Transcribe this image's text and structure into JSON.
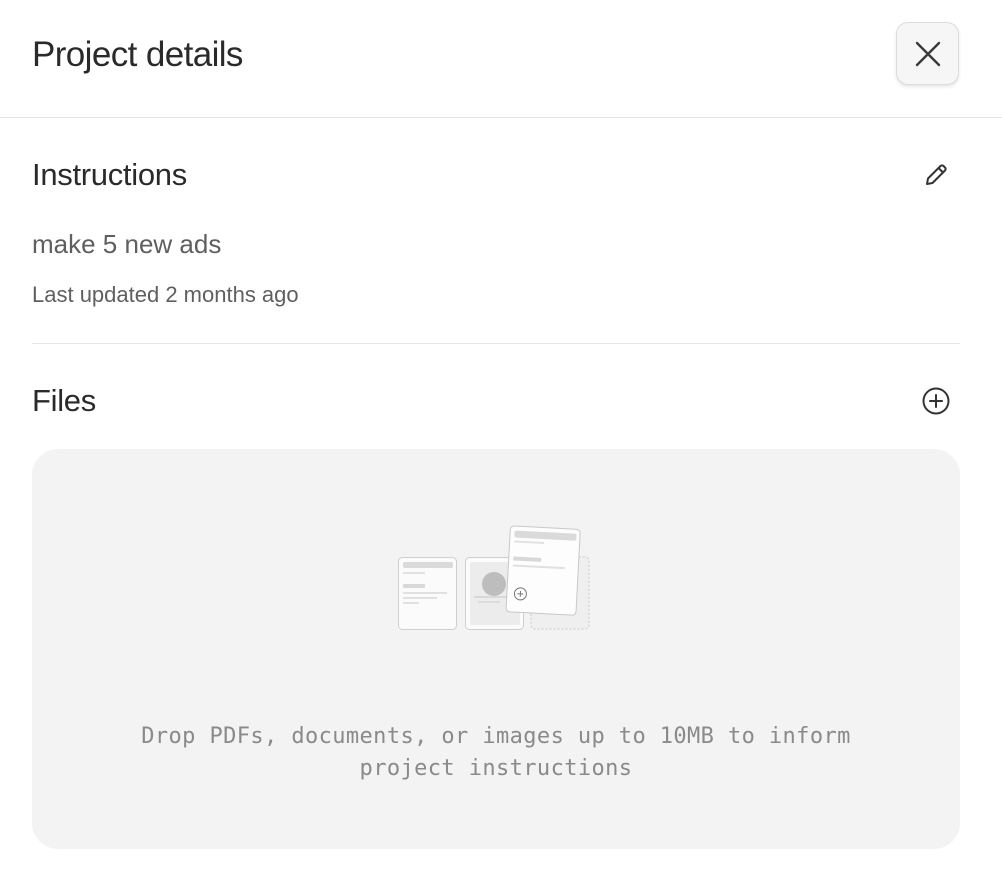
{
  "header": {
    "title": "Project details",
    "close_icon": "close-icon"
  },
  "instructions": {
    "heading": "Instructions",
    "edit_icon": "pencil-icon",
    "text": "make 5 new ads",
    "last_updated": "Last updated 2 months ago"
  },
  "files": {
    "heading": "Files",
    "add_icon": "plus-circle-icon",
    "dropzone_hint": "Drop PDFs, documents, or images up to 10MB to inform project instructions",
    "illustration_icon": "file-cards-illustration"
  },
  "colors": {
    "text_primary": "#2a2a2a",
    "text_secondary": "#5f5f5f",
    "dropzone_bg": "#f3f3f3",
    "hint_text": "#8a8a8a"
  }
}
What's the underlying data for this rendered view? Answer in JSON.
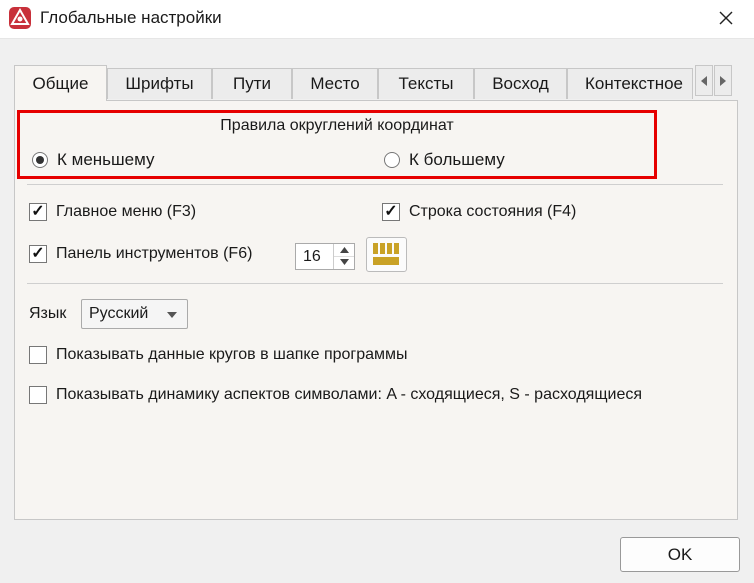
{
  "window": {
    "title": "Глобальные настройки"
  },
  "tabs": [
    {
      "label": "Общие"
    },
    {
      "label": "Шрифты"
    },
    {
      "label": "Пути"
    },
    {
      "label": "Место"
    },
    {
      "label": "Тексты"
    },
    {
      "label": "Восход"
    },
    {
      "label": "Контекстное"
    }
  ],
  "rounding": {
    "title": "Правила округлений координат",
    "option_lower": "К меньшему",
    "option_higher": "К большему",
    "selected": "К меньшему"
  },
  "options": {
    "main_menu": {
      "label": "Главное меню (F3)",
      "checked": true
    },
    "status_bar": {
      "label": "Строка состояния (F4)",
      "checked": true
    },
    "toolbar": {
      "label": "Панель инструментов (F6)",
      "checked": true
    },
    "toolbar_size": "16"
  },
  "language": {
    "label": "Язык",
    "value": "Русский"
  },
  "extra": {
    "show_circles": {
      "label": "Показывать данные кругов в шапке программы",
      "checked": false
    },
    "show_aspects": {
      "label": "Показывать динамику аспектов символами: A - сходящиеся, S - расходящиеся",
      "checked": false
    }
  },
  "buttons": {
    "ok": "OK"
  },
  "colors": {
    "highlight_border": "#e60000",
    "app_icon": "#c8303a",
    "grid_icon": "#c9a227"
  }
}
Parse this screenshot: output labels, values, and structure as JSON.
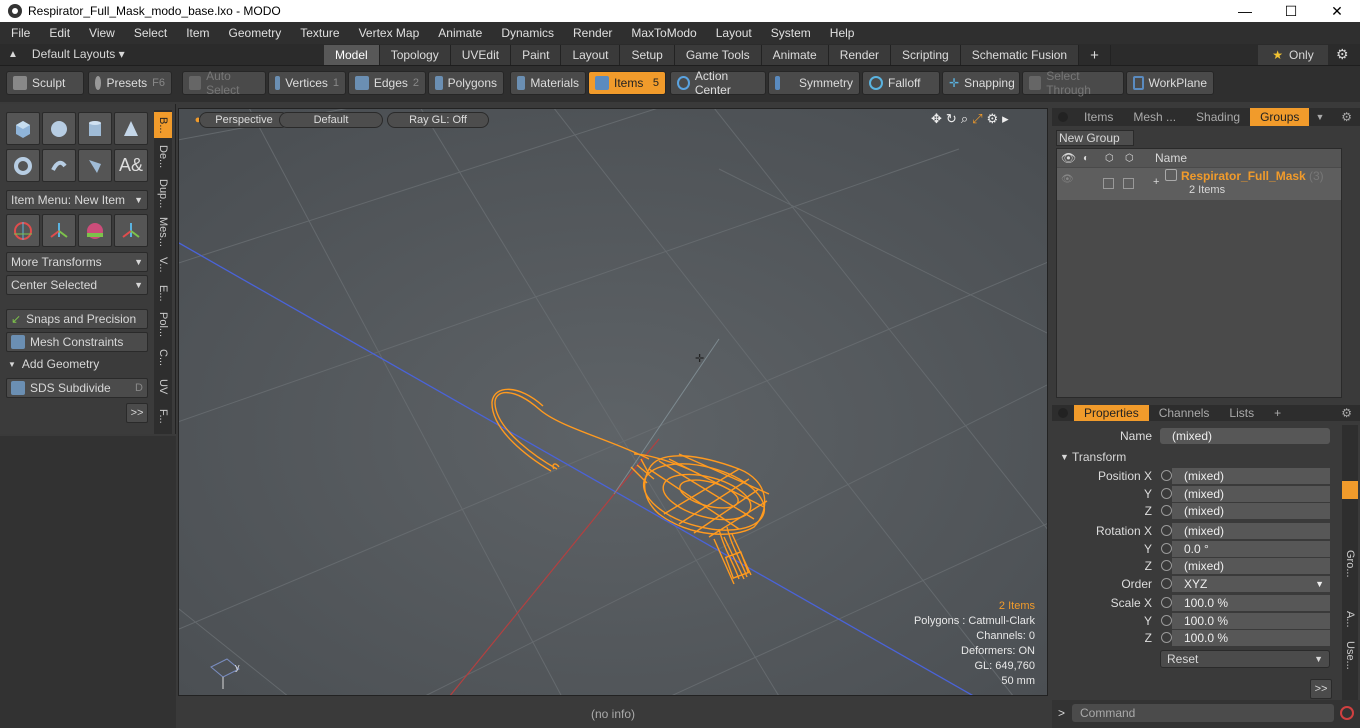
● ● ● ●
• _What you are asked to do_:
Extract from the material all lines containing the string "heading".

• _Result for this exercise_:
    "heading": "Instructions",
    "heading": "Files",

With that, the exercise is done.